### ENTRIES ###

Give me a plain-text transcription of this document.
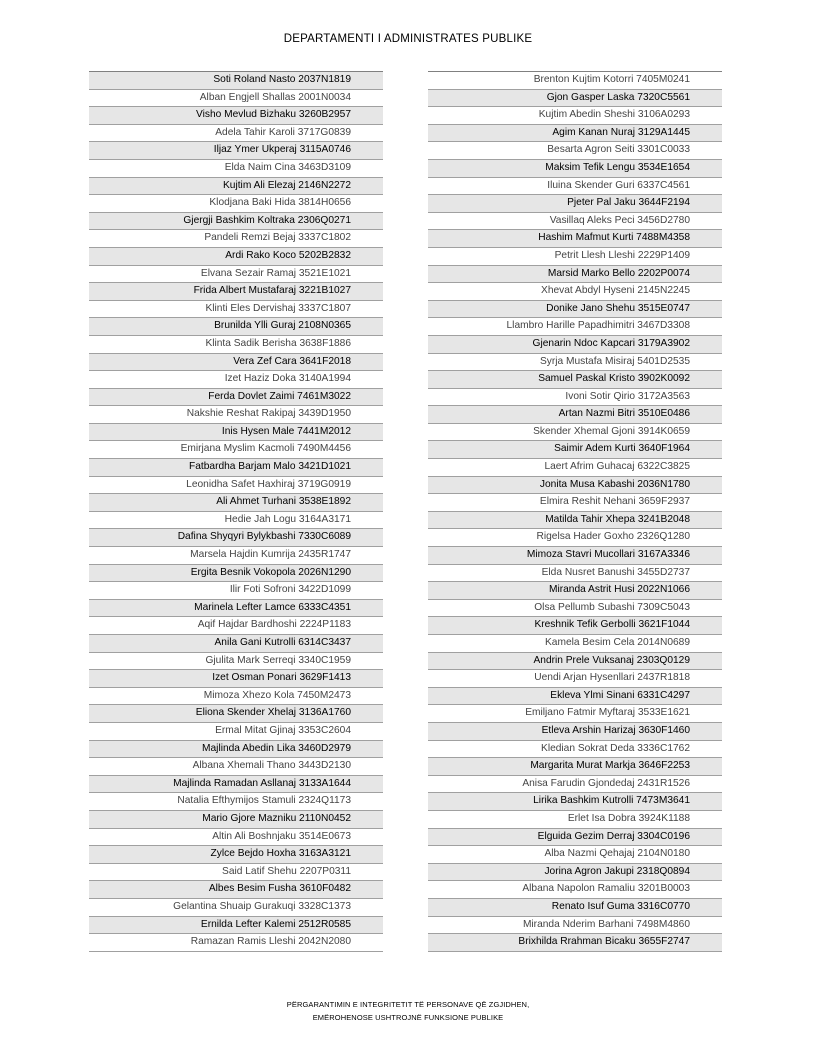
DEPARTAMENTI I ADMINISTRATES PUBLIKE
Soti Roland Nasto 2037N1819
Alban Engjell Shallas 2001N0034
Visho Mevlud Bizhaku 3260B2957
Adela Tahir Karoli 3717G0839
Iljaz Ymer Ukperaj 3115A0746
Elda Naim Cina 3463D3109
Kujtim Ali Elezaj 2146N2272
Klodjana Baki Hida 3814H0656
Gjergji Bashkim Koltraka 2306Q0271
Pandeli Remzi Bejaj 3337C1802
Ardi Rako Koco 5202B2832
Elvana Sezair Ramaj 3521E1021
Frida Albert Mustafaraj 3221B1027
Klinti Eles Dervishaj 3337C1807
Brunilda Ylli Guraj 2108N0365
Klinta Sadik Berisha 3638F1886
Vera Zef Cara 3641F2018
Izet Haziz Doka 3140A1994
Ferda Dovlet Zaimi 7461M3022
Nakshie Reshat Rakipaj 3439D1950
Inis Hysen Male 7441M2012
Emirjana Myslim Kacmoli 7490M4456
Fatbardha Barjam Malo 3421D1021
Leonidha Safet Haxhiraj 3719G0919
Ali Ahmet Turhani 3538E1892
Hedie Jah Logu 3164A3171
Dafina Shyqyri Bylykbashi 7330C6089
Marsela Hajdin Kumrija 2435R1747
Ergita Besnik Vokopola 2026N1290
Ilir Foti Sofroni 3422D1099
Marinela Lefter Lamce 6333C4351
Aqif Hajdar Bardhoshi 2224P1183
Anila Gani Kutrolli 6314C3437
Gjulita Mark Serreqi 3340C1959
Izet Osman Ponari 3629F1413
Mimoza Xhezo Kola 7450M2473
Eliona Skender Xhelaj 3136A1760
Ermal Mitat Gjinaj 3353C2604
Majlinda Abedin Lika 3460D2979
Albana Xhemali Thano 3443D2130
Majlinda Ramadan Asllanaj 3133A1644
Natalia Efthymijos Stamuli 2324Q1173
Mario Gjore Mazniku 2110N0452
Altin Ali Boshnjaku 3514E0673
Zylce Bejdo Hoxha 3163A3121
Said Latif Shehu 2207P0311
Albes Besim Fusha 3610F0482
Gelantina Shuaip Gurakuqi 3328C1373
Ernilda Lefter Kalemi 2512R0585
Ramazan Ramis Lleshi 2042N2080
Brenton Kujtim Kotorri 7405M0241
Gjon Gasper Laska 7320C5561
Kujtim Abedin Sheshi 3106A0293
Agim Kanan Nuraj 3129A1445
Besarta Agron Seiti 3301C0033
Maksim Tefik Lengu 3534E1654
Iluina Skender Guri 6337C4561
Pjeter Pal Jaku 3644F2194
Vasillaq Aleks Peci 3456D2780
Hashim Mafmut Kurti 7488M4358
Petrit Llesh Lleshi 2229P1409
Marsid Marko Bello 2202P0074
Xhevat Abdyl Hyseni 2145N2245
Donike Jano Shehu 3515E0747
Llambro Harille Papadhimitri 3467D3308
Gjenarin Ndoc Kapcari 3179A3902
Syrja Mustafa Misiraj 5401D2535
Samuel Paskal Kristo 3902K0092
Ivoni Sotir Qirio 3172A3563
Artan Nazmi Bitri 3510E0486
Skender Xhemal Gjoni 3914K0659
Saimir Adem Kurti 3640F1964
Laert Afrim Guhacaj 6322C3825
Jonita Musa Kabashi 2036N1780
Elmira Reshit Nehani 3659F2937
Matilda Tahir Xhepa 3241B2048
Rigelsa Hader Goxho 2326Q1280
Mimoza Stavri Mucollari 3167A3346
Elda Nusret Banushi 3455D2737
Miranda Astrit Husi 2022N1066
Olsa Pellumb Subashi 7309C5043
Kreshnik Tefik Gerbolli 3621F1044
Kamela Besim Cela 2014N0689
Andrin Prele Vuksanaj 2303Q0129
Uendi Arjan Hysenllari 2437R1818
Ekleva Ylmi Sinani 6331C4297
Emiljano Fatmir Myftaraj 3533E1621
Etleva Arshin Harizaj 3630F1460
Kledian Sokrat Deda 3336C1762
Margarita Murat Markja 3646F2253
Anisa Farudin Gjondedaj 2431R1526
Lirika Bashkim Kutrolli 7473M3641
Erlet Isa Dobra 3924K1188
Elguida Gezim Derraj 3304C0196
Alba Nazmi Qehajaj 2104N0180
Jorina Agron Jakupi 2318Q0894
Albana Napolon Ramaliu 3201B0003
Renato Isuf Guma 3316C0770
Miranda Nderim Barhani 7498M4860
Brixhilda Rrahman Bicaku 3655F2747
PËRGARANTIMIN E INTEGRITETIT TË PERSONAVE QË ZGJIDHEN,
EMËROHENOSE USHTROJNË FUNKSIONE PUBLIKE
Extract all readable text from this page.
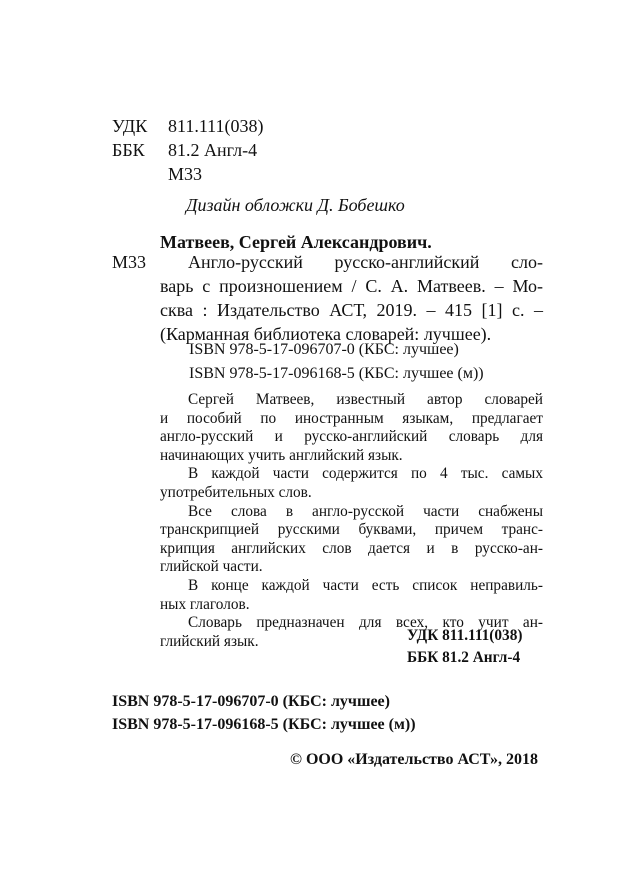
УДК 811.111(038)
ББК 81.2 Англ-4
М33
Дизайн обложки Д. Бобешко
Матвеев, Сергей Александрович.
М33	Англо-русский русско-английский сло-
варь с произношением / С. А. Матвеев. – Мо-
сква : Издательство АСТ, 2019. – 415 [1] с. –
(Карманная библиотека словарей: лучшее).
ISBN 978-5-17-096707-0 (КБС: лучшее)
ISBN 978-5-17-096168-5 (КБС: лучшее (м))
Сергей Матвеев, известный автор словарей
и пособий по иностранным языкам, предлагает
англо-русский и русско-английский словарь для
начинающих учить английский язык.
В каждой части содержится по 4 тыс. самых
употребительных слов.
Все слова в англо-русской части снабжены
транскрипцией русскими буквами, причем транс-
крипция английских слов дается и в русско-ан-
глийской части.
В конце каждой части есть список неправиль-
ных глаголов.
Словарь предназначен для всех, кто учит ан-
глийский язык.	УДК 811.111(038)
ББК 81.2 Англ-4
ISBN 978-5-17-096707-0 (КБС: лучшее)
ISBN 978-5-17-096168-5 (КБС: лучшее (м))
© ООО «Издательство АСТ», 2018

###

**THE TASK**: Track down the lines that include the word "Agron" and copy them.

**FULL SOLUTION**:
Besarta Agron Seiti 3301C0033
Jorina Agron Jakupi 2318Q0894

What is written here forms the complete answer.